=== Stated goal ===
Examine each line of the data. Copy those that contain the string "this".

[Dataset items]
......
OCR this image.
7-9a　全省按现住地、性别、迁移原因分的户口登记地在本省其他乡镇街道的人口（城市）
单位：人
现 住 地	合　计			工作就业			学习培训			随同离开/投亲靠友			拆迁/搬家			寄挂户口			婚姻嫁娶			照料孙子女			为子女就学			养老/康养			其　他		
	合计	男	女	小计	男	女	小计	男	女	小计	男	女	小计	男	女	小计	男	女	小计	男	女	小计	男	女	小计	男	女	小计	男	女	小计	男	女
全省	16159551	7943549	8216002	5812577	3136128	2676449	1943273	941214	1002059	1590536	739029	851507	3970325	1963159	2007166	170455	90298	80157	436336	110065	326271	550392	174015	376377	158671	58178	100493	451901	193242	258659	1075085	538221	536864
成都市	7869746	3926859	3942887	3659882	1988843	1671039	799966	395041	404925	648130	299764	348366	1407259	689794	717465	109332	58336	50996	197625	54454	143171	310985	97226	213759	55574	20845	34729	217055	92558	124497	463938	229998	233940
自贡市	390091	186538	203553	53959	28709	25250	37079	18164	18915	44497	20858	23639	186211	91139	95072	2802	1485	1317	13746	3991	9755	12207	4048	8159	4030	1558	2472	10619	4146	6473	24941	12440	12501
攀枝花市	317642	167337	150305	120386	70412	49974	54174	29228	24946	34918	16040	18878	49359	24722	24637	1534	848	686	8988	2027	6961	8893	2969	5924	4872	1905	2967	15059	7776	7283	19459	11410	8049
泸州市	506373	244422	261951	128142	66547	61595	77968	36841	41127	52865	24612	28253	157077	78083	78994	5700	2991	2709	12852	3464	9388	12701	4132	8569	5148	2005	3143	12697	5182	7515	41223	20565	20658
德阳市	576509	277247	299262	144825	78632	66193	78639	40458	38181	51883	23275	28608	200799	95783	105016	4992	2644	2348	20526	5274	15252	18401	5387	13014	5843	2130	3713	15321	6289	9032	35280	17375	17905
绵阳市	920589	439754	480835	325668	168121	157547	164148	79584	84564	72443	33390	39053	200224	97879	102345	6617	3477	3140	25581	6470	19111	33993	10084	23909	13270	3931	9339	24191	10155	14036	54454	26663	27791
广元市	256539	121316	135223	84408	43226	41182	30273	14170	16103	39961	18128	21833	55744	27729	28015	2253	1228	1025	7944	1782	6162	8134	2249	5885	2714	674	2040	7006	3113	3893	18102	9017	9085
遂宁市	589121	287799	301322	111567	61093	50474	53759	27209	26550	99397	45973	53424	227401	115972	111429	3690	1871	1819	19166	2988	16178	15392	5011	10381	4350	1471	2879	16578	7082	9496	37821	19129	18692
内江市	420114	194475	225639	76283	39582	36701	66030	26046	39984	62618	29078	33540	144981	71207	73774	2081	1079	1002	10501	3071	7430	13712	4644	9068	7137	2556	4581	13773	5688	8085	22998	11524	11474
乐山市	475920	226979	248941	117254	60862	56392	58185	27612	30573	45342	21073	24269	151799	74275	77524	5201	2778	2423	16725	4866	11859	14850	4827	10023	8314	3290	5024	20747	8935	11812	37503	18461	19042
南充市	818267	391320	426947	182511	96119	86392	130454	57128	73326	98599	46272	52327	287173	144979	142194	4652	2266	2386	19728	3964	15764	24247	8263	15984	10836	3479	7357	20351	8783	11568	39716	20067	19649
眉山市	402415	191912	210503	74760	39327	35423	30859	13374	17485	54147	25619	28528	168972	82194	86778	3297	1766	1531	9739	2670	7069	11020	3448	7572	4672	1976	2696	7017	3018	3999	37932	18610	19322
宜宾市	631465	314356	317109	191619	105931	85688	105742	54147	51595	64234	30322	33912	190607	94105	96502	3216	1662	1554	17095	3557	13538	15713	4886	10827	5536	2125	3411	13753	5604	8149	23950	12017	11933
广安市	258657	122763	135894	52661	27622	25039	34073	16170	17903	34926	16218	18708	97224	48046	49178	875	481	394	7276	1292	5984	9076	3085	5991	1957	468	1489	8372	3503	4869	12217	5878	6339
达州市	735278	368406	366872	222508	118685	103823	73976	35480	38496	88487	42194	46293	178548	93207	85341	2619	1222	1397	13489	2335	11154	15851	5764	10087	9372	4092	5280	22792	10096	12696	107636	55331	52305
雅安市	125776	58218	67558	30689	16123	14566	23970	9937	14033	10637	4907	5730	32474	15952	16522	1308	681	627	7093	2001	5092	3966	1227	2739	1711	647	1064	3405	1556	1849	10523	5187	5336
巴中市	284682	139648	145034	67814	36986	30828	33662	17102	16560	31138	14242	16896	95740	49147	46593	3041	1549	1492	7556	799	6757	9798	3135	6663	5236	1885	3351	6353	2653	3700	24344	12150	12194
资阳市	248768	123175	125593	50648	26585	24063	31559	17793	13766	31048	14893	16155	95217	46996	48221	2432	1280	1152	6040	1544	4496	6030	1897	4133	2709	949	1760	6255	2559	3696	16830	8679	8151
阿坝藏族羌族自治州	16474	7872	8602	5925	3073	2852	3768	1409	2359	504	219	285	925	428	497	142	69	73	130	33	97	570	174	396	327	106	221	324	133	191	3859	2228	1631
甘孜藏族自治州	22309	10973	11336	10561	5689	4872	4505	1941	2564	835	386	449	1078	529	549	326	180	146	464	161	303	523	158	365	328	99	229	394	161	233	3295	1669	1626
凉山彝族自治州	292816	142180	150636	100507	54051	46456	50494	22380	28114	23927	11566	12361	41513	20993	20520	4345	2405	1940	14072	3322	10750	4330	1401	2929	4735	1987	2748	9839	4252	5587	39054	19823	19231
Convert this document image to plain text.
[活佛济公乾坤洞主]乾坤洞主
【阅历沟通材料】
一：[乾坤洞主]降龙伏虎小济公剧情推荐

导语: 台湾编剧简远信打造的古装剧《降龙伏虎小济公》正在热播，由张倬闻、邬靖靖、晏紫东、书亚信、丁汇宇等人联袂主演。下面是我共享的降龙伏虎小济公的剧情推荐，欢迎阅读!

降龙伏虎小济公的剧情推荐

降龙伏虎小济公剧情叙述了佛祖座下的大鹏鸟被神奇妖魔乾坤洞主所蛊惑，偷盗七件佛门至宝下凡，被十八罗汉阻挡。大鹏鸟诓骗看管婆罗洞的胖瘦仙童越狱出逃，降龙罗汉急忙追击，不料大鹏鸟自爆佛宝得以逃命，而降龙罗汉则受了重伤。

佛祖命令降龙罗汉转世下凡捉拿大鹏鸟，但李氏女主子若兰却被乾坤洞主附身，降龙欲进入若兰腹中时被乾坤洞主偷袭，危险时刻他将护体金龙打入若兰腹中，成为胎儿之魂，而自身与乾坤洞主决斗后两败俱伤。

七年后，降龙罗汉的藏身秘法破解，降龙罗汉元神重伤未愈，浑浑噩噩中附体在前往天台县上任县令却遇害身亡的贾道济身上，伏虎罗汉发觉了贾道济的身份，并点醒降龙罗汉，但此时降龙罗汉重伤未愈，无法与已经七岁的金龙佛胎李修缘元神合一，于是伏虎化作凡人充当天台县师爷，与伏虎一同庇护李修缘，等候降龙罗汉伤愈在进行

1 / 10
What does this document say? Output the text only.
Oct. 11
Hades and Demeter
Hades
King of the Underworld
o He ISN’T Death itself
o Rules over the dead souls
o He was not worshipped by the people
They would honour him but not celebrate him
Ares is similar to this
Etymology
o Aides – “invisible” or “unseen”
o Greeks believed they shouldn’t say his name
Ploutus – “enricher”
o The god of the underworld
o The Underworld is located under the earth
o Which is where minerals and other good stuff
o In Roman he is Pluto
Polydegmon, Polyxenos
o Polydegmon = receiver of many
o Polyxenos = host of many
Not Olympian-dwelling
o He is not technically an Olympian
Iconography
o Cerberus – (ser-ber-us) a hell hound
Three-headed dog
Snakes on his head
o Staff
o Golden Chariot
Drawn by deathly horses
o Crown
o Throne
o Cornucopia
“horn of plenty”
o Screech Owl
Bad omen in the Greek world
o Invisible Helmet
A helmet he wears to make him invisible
......
=== Output of the task ===
OCR this image.
Convert this document image to plain text.
What does this document say? Output the text only.
Ares is similar to this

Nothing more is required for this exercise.